Reproduce all entries precisely as they are written.

▼▼▼

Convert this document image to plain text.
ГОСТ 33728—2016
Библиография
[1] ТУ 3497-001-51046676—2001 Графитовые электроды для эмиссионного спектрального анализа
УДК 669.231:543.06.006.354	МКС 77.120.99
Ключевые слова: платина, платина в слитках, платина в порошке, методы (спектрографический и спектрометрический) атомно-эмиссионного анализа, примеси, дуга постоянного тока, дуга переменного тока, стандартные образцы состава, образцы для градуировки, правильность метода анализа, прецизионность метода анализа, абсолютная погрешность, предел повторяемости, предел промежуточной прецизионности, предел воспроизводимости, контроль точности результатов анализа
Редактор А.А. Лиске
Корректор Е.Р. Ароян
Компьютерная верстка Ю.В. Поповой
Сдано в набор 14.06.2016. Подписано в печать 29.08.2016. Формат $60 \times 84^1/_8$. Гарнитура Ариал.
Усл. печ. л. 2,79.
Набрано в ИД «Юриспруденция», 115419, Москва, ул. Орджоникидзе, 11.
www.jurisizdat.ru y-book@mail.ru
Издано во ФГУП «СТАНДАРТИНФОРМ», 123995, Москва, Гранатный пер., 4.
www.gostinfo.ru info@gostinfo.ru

▲▲▲

* **WRITTEN RESPONSE**:
Convert this document image to plain text.
ГОСТ 33728—2016
Библиография
[1] ТУ 3497-001-51046676—2001 Графитовые электроды для эмиссионного спектрального анализа
УДК 669.231:543.06.006.354	МКС 77.120.99
Ключевые слова: платина, платина в слитках, платина в порошке, методы (спектрографический и спектрометрический) атомно-эмиссионного анализа, примеси, дуга постоянного тока, дуга переменного тока, стандартные образцы состава, образцы для градуировки, правильность метода анализа, прецизионность метода анализа, абсолютная погрешность, предел повторяемости, предел промежуточной прецизионности, предел воспроизводимости, контроль точности результатов анализа
Редактор А.А. Лиске
Корректор Е.Р. Ароян
Компьютерная верстка Ю.В. Поповой
Сдано в набор 14.06.2016. Подписано в печать 29.08.2016. Формат $60 \times 84^1/_8$. Гарнитура Ариал.
Усл. печ. л. 2,79.
Набрано в ИД «Юриспруденция», 115419, Москва, ул. Орджоникидзе, 11.
www.jurisizdat.ru y-book@mail.ru
Издано во ФГУП «СТАНДАРТИНФОРМ», 123995, Москва, Гранатный пер., 4.
www.gostinfo.ru info@gostinfo.ru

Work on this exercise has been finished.